| Prompt |
Scan the entries for the string "Reykjavíkurflugvöllur" and give the number of lines that have it, nothing further.

| Given entries |
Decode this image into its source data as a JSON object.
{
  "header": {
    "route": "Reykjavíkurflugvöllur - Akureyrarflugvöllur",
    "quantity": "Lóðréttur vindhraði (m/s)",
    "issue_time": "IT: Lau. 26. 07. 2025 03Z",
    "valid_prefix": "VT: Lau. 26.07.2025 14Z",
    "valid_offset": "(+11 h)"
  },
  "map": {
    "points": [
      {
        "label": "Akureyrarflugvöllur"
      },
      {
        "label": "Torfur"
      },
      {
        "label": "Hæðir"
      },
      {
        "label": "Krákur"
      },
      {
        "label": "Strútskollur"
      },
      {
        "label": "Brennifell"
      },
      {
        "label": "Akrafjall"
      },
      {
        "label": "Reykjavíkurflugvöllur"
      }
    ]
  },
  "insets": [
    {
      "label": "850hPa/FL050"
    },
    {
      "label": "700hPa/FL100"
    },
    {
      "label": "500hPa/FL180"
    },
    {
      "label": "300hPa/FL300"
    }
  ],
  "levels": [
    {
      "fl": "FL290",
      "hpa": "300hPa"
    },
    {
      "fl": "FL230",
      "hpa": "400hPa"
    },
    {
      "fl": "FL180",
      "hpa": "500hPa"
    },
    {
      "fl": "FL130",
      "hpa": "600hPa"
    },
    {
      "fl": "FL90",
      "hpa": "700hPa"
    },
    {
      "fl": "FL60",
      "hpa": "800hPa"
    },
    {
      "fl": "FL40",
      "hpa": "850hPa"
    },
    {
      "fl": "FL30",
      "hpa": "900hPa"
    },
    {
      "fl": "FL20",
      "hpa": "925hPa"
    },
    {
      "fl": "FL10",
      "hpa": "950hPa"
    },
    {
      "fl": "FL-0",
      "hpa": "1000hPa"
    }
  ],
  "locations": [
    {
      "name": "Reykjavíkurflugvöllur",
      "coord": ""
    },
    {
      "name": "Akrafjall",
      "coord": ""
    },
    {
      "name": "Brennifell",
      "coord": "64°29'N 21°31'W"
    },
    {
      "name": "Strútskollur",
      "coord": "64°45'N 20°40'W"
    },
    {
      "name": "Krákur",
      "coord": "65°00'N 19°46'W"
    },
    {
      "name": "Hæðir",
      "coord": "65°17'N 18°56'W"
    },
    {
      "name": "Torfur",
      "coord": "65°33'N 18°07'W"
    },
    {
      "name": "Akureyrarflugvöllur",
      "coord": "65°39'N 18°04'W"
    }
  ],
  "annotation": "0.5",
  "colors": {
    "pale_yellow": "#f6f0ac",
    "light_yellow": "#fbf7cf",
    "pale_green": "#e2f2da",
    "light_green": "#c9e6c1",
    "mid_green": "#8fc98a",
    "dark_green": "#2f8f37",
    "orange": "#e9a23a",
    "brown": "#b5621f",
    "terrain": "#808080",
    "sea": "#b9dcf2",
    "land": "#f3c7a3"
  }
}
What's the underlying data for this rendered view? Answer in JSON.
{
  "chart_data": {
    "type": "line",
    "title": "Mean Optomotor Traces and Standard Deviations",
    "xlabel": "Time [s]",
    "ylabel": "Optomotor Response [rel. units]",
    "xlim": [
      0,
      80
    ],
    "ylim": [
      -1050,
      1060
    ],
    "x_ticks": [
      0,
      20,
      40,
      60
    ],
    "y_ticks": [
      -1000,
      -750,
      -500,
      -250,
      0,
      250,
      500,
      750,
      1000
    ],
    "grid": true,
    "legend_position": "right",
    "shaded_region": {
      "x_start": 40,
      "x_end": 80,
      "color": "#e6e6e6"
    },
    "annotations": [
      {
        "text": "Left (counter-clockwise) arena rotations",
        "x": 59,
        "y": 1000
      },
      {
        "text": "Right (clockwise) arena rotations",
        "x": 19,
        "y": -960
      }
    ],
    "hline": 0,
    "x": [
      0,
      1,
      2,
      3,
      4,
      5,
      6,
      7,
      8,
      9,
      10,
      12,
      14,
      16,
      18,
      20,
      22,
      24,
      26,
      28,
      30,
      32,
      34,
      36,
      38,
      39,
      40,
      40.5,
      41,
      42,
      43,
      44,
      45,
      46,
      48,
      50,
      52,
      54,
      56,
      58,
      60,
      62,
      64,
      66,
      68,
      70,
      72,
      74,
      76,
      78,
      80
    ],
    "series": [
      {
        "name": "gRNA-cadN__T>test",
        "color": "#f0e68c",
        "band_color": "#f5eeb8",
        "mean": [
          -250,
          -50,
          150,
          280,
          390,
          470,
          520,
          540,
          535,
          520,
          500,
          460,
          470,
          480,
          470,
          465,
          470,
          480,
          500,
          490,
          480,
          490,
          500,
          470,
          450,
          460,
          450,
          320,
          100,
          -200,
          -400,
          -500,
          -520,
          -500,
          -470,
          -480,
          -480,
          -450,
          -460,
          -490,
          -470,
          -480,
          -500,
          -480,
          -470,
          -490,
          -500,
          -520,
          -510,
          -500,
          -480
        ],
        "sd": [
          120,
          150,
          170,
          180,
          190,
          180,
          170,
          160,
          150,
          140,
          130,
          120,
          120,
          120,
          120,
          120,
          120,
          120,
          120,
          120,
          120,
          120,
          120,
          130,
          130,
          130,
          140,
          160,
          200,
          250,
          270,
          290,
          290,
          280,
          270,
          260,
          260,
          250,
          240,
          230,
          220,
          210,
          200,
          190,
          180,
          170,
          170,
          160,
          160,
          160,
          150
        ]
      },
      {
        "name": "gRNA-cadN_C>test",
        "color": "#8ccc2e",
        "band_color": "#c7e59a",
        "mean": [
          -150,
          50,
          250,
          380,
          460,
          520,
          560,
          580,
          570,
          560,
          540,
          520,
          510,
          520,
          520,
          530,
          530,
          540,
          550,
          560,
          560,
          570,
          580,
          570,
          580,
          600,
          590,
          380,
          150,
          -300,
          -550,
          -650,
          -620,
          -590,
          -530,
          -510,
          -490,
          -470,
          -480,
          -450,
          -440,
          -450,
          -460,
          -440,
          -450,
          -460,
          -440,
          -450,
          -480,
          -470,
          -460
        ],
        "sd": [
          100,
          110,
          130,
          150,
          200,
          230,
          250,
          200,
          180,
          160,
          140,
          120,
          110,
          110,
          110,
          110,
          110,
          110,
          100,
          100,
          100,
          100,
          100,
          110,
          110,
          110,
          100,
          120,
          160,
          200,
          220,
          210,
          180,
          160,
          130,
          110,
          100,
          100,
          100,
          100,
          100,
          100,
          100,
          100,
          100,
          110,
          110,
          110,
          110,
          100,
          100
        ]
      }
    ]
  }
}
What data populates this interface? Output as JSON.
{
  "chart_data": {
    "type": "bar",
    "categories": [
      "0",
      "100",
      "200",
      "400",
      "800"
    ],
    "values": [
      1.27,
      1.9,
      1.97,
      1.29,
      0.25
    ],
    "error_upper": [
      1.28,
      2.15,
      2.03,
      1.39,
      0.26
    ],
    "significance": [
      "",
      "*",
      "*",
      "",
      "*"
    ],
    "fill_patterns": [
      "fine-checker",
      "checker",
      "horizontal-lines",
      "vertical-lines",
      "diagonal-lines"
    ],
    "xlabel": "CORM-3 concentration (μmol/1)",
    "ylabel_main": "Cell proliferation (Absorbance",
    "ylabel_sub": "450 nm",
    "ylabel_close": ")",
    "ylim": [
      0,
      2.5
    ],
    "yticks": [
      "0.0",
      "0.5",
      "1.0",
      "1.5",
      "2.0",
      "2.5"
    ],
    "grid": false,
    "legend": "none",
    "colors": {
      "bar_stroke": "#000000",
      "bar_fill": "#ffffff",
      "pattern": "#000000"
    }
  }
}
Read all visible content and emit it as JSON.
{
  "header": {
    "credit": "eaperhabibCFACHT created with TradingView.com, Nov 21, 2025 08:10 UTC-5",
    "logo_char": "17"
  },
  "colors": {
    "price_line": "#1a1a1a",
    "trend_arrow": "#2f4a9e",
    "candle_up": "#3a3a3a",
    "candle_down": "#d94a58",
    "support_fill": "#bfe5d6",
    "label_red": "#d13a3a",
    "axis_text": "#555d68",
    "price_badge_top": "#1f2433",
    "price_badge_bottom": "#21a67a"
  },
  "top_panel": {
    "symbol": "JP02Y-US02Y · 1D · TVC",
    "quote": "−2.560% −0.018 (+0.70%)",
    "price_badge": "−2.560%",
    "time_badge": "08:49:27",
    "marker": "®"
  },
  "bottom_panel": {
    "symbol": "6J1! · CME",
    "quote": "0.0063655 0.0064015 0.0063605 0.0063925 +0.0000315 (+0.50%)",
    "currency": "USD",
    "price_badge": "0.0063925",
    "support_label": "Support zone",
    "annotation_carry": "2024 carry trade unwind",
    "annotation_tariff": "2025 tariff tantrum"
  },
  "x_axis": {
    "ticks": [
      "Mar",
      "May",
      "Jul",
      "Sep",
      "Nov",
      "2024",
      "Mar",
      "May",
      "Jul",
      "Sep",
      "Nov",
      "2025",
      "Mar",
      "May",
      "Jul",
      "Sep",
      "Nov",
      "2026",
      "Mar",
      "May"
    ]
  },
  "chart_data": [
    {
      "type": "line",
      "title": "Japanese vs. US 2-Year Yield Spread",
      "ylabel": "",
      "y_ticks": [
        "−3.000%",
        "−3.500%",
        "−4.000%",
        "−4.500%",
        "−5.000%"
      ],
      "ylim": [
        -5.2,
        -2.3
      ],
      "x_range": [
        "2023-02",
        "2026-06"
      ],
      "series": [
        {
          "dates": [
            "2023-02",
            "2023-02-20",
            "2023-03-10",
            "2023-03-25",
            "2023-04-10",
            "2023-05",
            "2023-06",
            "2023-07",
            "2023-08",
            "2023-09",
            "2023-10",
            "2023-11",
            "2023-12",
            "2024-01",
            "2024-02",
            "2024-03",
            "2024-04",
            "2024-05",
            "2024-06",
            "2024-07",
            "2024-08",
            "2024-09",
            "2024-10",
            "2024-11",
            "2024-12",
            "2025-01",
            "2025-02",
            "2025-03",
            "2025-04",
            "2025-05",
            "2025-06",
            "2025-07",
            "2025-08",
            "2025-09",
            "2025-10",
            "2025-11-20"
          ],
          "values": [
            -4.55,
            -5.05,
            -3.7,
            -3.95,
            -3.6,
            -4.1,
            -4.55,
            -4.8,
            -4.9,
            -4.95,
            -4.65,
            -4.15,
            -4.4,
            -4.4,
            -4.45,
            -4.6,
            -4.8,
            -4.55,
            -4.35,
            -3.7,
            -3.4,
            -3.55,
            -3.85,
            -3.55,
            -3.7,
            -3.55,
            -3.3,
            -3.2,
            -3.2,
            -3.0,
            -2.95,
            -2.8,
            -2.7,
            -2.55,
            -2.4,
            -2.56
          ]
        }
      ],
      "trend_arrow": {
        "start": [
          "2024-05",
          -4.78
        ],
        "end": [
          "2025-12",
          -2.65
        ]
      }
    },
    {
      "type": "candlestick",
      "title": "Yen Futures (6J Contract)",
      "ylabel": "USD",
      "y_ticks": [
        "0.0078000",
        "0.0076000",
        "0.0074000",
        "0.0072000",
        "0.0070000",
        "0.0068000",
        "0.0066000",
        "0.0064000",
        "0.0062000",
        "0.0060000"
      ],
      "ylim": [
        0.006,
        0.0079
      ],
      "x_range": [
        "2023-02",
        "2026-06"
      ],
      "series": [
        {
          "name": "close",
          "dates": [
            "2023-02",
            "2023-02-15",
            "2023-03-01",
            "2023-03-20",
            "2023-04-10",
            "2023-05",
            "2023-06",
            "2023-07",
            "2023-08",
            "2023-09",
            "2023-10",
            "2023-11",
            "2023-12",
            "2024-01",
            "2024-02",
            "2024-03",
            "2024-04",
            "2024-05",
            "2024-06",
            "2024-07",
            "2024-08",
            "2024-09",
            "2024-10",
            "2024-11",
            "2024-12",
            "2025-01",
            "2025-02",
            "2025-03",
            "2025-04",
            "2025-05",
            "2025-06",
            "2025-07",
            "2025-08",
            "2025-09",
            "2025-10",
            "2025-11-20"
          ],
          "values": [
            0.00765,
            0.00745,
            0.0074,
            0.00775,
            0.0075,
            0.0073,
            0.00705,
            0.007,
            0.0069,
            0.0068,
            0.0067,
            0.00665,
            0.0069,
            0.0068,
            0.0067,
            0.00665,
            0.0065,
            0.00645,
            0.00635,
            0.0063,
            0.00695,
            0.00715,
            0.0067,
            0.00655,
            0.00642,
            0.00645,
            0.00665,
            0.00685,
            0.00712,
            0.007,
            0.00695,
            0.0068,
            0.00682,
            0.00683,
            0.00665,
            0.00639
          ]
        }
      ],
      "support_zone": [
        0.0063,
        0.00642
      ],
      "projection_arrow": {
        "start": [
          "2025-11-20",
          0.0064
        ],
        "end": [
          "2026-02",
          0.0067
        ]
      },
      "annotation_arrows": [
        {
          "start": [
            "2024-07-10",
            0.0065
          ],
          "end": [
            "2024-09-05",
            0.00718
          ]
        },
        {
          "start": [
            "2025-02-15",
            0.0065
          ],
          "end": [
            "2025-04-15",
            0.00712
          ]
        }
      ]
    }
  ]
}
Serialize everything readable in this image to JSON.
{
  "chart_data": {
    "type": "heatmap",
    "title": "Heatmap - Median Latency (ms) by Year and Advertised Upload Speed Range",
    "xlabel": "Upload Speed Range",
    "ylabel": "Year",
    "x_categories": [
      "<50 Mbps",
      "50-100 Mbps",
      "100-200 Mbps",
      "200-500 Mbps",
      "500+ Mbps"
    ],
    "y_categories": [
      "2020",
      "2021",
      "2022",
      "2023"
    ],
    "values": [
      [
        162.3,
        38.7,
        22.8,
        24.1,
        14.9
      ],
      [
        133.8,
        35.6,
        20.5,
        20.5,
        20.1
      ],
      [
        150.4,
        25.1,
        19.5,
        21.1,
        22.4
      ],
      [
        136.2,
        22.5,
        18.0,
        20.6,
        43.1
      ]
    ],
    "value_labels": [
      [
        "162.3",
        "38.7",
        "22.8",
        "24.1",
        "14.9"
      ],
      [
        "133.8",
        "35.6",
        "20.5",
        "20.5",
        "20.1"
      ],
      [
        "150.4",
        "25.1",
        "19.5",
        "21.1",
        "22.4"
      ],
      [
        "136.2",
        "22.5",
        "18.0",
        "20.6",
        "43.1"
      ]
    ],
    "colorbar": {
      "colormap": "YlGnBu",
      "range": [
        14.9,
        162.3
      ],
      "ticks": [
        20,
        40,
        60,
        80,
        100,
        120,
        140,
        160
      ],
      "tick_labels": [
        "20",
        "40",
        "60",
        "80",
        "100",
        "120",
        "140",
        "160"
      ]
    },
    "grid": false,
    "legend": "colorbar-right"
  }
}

| The completed task |
3